* Petunjuk
- a) Menurut kutipan tentang RT/RW, apa sebutan RT/RW pada zaman Jepang?
- b) Salin persis baris-baris catatan, mulai dari awal catatan sampai dengan baris yang memuat "y2-tick-label: 1.500 (732, 216, 765, 231)". Kedua ujungnya ikut disalin.

Rukun Tetangga (RT) dan Rukun Warga (RW) merupakan lembaga peninggalan pemerintahan pendudukan Jepang di Indonesia. Sebagai lembaga swakarsa masyarakat cum birokrasi, RT/RW ini memiliki masalah mendasar. Namun, sampai sekarang, masalah ini seolah diabaikan keberadaannya.
Padahal jika kita mencermati amanat Proklamasi, masalah ini termasuk dalam kategori “hal-hal mengenai pemindahan kekuasaan dan lain-lain” yang harus diselesaikan “dalam tempo yang sesingkat-singkatnya.”
RT/RW (pada zaman Jepang disebut sebagai tonarigumi/chonaikai) merupakan lembaga mobilisasi dan kontrol masyarakat dalam lingkup pertetanggaan (10-20 rumah) bentukan pemerintah.
Melalui RT/RW, pemerintah militer Jepang mengerahkan manusia dan harta benda masyarakat untuk mendukung pemenangan mereka dalam Perang Dunia II.
Melalui RT/RW pula mereka mengendalikan rakyat—mendeteksi warga yang subversif dan menghukumnya. Tonarigumi ini juga diterapkan di tanah jajahan Jepang lainnya seperti Vietnam, Korea Selatan, dan Filipina.

* Data Sumber
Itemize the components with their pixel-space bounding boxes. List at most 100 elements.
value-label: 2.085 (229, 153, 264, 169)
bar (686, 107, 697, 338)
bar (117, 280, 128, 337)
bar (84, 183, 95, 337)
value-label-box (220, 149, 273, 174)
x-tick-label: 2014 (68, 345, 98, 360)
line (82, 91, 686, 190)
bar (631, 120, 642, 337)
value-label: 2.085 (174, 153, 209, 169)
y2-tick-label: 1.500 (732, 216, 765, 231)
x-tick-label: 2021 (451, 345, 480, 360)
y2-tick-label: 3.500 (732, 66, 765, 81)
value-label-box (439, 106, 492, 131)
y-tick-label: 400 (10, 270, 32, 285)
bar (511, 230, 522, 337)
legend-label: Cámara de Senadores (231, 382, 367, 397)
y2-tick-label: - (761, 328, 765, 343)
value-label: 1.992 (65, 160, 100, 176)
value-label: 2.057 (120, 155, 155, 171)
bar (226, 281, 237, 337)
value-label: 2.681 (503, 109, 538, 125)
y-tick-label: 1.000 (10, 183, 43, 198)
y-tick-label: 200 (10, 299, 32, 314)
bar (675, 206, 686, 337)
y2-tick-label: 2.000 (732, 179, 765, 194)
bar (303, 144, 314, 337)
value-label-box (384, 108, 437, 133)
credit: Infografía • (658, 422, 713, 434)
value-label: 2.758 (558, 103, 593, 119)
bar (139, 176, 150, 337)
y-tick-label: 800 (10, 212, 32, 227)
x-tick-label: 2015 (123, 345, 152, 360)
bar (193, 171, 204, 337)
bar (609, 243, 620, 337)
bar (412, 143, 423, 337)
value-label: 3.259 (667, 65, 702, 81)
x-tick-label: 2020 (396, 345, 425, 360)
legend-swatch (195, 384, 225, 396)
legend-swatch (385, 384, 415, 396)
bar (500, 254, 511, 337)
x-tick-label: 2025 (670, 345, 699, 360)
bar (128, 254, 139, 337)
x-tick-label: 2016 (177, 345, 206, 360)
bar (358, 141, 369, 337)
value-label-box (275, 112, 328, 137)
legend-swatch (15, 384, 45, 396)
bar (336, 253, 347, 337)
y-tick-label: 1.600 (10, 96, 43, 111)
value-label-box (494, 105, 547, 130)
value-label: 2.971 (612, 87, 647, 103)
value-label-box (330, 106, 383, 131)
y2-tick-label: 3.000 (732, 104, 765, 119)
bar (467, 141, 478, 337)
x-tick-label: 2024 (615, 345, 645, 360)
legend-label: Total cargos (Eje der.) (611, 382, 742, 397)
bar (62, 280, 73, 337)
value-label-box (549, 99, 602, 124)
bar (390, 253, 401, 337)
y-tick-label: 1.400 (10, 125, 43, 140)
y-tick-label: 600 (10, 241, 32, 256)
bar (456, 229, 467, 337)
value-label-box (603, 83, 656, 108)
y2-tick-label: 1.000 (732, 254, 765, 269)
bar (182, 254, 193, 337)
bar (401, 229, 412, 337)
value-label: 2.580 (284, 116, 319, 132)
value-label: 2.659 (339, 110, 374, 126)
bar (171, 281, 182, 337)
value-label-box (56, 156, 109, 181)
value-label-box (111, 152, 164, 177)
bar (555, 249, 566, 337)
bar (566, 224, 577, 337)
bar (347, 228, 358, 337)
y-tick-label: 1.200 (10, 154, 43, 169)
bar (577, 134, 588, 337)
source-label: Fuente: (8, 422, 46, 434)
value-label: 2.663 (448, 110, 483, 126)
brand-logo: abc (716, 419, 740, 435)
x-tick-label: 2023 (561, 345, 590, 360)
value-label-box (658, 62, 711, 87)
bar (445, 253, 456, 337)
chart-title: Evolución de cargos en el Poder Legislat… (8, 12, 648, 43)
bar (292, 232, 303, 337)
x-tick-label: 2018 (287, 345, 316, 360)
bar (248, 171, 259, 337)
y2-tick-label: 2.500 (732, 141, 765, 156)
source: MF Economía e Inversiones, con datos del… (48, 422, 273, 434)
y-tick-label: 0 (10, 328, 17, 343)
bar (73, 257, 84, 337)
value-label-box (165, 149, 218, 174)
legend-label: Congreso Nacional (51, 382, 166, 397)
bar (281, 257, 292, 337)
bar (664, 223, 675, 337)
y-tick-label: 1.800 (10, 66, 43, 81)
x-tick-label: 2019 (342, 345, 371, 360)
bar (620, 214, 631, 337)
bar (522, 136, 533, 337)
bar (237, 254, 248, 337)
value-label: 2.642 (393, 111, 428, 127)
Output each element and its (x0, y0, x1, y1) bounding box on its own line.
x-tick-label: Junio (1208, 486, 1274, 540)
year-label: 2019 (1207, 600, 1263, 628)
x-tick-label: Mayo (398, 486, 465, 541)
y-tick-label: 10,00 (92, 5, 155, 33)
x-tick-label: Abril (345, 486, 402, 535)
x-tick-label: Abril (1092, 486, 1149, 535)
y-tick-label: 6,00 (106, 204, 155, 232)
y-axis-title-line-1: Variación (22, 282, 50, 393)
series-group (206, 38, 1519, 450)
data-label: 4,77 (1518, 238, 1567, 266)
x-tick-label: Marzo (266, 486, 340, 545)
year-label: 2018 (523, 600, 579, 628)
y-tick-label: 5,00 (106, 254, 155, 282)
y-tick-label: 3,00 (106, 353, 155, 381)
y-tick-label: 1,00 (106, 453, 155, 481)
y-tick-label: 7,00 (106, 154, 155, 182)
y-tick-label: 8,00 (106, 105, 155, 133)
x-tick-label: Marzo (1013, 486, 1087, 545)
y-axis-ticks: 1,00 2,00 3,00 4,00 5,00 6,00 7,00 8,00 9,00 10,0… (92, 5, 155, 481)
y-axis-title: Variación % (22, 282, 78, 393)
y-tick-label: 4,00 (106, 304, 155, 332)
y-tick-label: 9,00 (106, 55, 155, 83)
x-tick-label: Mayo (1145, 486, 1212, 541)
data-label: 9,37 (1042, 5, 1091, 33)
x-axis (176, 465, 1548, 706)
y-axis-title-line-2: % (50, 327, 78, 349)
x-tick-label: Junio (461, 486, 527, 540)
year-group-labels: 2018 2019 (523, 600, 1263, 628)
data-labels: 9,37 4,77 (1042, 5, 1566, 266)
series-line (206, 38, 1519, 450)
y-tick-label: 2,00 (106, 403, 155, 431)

* Daftar Jawaban
- a) Pada zaman Jepang, RT/RW disebut tonarigumi/chonaikai.

- b)
Itemize the components with their pixel-space bounding boxes. List at most 100 elements.
value-label: 2.085 (229, 153, 264, 169)
bar (686, 107, 697, 338)
bar (117, 280, 128, 337)
bar (84, 183, 95, 337)
value-label-box (220, 149, 273, 174)
x-tick-label: 2014 (68, 345, 98, 360)
line (82, 91, 686, 190)
bar (631, 120, 642, 337)
value-label: 2.085 (174, 153, 209, 169)
y2-tick-label: 1.500 (732, 216, 765, 231)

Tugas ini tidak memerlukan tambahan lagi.